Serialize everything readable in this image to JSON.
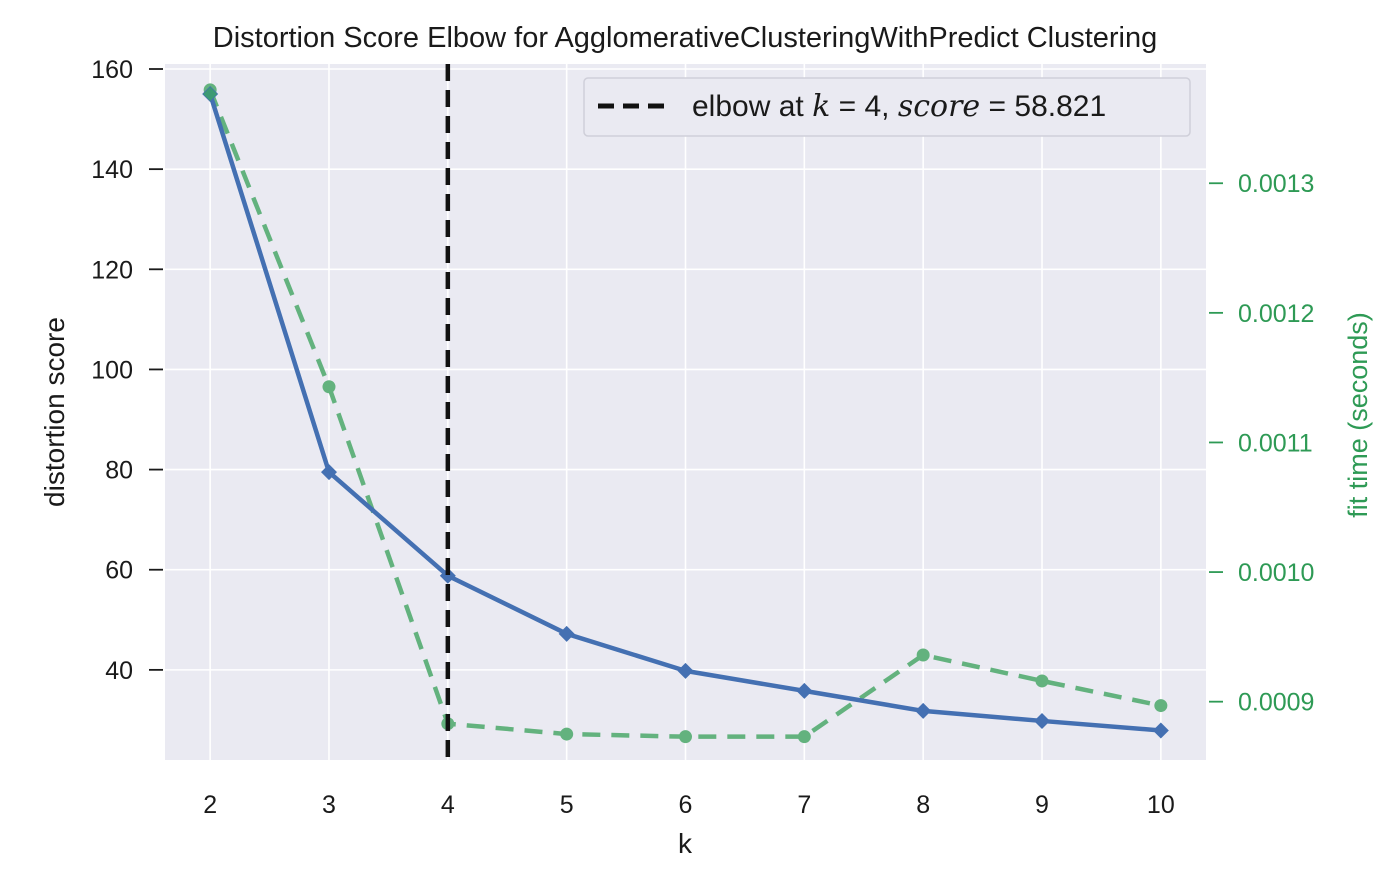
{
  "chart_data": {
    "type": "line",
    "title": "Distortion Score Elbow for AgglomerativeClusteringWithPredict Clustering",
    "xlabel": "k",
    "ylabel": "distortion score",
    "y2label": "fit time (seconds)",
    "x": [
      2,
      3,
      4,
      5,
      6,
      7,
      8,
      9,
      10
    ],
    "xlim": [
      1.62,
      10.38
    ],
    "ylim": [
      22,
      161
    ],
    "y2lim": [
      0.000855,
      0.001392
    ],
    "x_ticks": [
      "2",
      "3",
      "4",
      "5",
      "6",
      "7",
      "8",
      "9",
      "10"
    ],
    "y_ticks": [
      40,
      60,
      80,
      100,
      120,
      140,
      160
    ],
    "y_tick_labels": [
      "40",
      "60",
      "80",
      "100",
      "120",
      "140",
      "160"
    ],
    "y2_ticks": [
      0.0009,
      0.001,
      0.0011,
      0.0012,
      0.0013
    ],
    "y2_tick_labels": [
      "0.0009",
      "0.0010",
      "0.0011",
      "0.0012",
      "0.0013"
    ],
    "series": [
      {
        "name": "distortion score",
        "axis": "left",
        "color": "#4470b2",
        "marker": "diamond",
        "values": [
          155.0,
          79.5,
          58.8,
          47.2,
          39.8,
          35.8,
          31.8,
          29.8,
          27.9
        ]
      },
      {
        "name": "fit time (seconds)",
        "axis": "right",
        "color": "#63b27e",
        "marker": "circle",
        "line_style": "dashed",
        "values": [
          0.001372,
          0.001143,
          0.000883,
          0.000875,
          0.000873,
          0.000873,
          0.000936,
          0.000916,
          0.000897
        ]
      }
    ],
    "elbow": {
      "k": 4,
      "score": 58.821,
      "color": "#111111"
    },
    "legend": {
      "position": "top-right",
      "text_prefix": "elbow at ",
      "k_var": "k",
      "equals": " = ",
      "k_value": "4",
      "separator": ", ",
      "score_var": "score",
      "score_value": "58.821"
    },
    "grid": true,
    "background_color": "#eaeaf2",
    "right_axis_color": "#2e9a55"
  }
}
-------------------------
Pictures in the records above should not be copied. Repeat everything else exactly.

Serialize everything readable in this image to JSON.
{
  "chart_data": {
    "type": "line",
    "title": "Distortion Score Elbow for AgglomerativeClusteringWithPredict Clustering",
    "xlabel": "k",
    "ylabel": "distortion score",
    "y2label": "fit time (seconds)",
    "x": [
      2,
      3,
      4,
      5,
      6,
      7,
      8,
      9,
      10
    ],
    "xlim": [
      1.62,
      10.38
    ],
    "ylim": [
      22,
      161
    ],
    "y2lim": [
      0.000855,
      0.001392
    ],
    "x_ticks": [
      "2",
      "3",
      "4",
      "5",
      "6",
      "7",
      "8",
      "9",
      "10"
    ],
    "y_ticks": [
      40,
      60,
      80,
      100,
      120,
      140,
      160
    ],
    "y_tick_labels": [
      "40",
      "60",
      "80",
      "100",
      "120",
      "140",
      "160"
    ],
    "y2_ticks": [
      0.0009,
      0.001,
      0.0011,
      0.0012,
      0.0013
    ],
    "y2_tick_labels": [
      "0.0009",
      "0.0010",
      "0.0011",
      "0.0012",
      "0.0013"
    ],
    "series": [
      {
        "name": "distortion score",
        "axis": "left",
        "color": "#4470b2",
        "marker": "diamond",
        "values": [
          155.0,
          79.5,
          58.8,
          47.2,
          39.8,
          35.8,
          31.8,
          29.8,
          27.9
        ]
      },
      {
        "name": "fit time (seconds)",
        "axis": "right",
        "color": "#63b27e",
        "marker": "circle",
        "line_style": "dashed",
        "values": [
          0.001372,
          0.001143,
          0.000883,
          0.000875,
          0.000873,
          0.000873,
          0.000936,
          0.000916,
          0.000897
        ]
      }
    ],
    "elbow": {
      "k": 4,
      "score": 58.821,
      "color": "#111111"
    },
    "legend": {
      "position": "top-right",
      "text_prefix": "elbow at ",
      "k_var": "k",
      "equals": " = ",
      "k_value": "4",
      "separator": ", ",
      "score_var": "score",
      "score_value": "58.821"
    },
    "grid": true,
    "background_color": "#eaeaf2",
    "right_axis_color": "#2e9a55"
  }
}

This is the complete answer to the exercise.